Rows from a figure dataset:
--- Begin ---

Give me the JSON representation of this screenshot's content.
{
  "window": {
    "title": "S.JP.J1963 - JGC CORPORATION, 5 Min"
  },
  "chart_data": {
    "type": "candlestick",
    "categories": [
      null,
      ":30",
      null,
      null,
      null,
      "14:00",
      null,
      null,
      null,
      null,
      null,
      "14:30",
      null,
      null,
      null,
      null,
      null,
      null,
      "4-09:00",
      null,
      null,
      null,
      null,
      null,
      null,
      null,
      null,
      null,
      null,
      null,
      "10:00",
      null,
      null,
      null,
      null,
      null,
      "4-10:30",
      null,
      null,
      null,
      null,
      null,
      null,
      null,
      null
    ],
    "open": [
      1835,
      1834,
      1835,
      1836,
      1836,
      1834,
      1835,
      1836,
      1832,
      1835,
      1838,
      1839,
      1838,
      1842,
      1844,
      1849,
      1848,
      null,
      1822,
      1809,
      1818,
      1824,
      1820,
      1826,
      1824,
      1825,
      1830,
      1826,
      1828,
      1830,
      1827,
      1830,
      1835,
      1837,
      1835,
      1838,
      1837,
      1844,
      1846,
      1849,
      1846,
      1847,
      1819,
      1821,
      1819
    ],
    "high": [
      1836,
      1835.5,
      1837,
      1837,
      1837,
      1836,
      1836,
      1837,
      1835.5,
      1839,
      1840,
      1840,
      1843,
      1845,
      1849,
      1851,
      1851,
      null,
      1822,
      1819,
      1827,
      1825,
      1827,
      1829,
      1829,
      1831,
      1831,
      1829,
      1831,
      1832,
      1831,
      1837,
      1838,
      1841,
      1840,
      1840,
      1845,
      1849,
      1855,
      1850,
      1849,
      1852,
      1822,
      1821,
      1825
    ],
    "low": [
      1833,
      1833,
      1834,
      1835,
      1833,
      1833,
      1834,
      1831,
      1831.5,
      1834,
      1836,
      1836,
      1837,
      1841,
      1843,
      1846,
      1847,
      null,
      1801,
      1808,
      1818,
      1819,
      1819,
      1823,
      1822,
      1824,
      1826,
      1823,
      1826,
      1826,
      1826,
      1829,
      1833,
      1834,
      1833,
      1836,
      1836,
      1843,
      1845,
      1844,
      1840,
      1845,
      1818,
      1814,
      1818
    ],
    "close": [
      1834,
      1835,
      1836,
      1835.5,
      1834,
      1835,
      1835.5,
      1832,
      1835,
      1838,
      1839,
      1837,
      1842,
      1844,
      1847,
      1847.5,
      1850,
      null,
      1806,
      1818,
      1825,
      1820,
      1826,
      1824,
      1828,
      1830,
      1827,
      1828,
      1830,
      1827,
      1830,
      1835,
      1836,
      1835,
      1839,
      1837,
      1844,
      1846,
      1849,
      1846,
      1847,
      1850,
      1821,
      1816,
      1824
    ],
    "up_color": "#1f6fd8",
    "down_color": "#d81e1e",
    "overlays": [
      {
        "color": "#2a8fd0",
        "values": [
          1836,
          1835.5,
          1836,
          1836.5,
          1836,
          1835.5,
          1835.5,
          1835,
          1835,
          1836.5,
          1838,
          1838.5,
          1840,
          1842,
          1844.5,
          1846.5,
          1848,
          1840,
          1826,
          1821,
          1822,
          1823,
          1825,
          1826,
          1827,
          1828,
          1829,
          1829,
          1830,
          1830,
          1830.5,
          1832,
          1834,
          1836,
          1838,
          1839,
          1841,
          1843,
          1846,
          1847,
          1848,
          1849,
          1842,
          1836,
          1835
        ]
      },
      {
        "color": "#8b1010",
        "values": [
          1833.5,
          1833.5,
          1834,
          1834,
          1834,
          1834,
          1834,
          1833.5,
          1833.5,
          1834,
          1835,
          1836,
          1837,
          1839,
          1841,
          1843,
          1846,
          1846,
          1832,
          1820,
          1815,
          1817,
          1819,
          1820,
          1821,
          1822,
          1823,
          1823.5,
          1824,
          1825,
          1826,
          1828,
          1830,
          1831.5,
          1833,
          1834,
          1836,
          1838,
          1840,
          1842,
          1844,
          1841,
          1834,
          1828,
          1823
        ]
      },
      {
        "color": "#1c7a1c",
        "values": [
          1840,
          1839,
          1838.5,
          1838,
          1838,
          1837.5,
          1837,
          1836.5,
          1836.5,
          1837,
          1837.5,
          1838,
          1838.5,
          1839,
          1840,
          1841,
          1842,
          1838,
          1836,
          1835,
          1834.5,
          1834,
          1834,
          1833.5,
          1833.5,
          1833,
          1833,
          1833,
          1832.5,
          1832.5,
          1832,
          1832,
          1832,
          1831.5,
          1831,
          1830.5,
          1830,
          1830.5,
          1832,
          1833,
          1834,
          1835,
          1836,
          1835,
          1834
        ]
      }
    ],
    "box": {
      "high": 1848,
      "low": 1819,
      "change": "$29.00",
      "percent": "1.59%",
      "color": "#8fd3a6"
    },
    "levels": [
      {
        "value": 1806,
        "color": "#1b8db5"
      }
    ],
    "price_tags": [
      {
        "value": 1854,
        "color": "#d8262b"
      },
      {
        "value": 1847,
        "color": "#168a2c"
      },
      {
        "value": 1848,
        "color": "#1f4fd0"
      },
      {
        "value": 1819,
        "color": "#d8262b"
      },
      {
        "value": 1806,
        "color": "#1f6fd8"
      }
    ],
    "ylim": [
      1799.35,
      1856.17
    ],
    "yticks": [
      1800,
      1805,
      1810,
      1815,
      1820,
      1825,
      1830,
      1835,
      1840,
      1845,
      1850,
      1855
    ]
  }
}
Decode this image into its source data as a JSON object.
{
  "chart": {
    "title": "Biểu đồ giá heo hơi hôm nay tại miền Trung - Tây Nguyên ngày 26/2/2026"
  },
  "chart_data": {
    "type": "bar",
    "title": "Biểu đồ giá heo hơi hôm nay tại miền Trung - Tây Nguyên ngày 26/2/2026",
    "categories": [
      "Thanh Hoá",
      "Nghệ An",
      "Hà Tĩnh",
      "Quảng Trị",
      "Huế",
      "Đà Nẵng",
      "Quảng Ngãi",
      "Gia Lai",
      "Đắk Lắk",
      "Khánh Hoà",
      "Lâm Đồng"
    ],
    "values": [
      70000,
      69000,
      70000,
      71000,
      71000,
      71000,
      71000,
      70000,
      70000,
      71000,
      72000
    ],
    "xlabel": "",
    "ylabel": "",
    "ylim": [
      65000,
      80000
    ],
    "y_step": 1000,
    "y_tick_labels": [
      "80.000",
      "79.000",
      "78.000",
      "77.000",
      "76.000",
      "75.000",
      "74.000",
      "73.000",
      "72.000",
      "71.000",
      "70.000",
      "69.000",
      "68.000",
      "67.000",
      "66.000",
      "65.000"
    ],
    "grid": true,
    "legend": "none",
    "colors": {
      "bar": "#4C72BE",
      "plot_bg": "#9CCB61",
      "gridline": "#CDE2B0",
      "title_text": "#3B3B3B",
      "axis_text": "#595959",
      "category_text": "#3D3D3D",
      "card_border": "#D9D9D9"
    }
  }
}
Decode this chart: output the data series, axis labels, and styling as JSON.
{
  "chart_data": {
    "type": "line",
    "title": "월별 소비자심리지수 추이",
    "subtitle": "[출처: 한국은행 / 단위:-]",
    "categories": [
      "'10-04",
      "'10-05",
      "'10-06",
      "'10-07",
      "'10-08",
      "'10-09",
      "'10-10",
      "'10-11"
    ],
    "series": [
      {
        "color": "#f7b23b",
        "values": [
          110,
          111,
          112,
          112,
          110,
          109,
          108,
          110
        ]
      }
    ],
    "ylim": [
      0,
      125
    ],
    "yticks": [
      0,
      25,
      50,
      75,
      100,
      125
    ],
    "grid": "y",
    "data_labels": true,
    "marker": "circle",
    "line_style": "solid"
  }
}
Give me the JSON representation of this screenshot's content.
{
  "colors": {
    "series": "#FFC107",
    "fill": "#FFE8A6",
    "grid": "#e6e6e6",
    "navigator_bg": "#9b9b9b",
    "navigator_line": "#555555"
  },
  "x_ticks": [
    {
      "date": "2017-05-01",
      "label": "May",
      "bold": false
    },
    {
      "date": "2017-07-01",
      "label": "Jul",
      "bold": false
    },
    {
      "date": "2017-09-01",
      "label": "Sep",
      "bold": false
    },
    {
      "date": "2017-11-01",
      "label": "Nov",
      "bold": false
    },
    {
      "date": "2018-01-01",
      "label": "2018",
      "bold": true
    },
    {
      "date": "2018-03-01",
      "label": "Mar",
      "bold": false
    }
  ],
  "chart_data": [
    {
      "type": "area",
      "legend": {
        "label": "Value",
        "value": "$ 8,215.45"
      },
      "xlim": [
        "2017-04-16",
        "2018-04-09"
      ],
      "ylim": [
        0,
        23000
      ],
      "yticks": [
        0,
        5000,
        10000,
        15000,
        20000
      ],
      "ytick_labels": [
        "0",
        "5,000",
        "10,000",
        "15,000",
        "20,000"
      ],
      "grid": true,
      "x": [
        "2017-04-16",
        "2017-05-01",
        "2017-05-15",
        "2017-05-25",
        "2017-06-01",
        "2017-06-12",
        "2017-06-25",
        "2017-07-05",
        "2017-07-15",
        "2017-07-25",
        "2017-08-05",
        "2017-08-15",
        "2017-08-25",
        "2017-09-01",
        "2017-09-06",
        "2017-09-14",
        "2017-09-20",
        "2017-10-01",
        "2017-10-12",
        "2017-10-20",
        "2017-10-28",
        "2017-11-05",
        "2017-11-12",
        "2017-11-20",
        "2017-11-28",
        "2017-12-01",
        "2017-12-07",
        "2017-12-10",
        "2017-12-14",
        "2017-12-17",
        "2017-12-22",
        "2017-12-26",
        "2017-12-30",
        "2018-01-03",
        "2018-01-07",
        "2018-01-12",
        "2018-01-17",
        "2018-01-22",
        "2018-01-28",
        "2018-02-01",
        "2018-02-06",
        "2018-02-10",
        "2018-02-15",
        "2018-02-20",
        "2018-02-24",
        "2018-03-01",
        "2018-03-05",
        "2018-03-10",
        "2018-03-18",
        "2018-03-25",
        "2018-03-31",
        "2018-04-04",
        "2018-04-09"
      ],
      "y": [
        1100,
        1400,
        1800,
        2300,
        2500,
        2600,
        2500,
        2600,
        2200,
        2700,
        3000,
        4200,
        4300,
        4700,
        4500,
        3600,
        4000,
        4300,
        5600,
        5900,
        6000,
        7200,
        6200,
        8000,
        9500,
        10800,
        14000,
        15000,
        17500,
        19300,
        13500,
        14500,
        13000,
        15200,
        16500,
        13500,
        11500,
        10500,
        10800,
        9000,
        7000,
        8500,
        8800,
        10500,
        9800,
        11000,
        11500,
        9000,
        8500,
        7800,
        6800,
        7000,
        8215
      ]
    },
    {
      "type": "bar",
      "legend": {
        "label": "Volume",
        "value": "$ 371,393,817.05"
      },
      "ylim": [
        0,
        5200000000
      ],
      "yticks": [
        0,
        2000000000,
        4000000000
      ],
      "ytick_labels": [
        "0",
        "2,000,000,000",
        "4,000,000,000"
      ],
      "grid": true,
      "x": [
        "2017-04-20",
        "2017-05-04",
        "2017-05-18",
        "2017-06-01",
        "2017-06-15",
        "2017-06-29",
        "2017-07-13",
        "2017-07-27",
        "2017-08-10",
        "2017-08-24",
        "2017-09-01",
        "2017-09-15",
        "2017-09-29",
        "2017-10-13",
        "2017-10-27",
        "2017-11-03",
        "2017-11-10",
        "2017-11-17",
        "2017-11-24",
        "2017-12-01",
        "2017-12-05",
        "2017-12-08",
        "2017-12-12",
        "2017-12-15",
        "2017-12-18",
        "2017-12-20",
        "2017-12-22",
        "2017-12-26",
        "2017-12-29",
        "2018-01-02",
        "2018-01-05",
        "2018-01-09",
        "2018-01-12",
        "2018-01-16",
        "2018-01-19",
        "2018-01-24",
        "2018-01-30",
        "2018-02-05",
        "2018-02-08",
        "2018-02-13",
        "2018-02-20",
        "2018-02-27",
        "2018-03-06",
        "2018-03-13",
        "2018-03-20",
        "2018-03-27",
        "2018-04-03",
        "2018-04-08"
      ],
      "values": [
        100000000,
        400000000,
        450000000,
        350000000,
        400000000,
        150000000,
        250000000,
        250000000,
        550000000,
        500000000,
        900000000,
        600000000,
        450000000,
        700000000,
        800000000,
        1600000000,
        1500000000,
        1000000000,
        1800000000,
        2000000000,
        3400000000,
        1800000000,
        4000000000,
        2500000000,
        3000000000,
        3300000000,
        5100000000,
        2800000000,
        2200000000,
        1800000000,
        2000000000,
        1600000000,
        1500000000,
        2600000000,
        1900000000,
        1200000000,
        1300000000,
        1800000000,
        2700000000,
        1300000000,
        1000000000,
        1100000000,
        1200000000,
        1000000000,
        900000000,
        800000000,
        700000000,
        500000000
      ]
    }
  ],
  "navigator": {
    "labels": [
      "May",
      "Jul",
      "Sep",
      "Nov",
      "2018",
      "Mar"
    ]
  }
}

--- End ---

Description of the task »
Pick out, from the lines above, every one that contains the string "Biểu".

Exercise output »
    "title": "Biểu đồ giá heo hơi hôm nay tại miền Trung - Tây Nguyên ngày 26/2/2026"
    "title": "Biểu đồ giá heo hơi hôm nay tại miền Trung - Tây Nguyên ngày 26/2/2026",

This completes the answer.